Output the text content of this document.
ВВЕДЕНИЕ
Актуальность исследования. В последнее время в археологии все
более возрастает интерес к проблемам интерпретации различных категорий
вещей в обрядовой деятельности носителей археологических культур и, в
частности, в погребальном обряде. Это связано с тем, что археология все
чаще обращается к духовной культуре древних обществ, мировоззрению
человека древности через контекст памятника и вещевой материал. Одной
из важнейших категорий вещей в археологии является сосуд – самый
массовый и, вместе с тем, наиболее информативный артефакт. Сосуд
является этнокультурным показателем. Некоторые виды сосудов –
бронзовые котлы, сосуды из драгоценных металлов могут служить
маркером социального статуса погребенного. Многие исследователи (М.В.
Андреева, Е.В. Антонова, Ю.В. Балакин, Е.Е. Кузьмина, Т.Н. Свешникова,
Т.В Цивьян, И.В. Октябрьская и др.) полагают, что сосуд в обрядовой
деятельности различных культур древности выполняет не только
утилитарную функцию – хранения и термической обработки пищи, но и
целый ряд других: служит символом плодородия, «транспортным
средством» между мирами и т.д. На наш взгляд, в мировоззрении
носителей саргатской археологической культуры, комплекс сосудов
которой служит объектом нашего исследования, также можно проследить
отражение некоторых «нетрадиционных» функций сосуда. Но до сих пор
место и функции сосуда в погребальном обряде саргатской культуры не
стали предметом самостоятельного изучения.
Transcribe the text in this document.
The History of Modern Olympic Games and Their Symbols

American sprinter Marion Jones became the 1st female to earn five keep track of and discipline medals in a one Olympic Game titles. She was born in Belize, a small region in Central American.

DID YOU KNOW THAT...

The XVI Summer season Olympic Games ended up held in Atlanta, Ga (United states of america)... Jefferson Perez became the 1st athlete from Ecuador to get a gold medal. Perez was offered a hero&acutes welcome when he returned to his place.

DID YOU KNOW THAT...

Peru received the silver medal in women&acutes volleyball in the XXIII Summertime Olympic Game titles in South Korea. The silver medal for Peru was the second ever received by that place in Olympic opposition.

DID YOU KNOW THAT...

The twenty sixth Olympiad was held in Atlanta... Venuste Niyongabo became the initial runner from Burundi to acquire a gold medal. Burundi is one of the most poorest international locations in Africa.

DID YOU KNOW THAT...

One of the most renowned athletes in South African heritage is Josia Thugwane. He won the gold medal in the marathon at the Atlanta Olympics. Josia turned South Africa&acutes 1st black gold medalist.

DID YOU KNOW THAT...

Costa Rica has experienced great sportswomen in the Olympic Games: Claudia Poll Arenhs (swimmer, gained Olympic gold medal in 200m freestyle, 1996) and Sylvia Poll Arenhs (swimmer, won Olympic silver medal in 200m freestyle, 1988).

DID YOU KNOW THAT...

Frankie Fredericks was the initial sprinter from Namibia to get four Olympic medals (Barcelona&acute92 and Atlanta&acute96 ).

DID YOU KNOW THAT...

———

> TASK STATEMENT
Search the data above for the word "Atlanta", then gather each line in which it appears.

> TASK RESULT
The XVI Summer season Olympic Games ended up held in Atlanta, Ga (United states of america)... Jefferson Perez became the 1st athlete from Ecuador to get a gold medal. Perez was offered a hero&acutes welcome when he returned to his place.
The twenty sixth Olympiad was held in Atlanta... Venuste Niyongabo became the initial runner from Burundi to acquire a gold medal. Burundi is one of the most poorest international locations in Africa.
One of the most renowned athletes in South African heritage is Josia Thugwane. He won the gold medal in the marathon at the Atlanta Olympics. Josia turned South Africa&acutes 1st black gold medalist.
Frankie Fredericks was the initial sprinter from Namibia to get four Olympic medals (Barcelona&acute92 and Atlanta&acute96 ).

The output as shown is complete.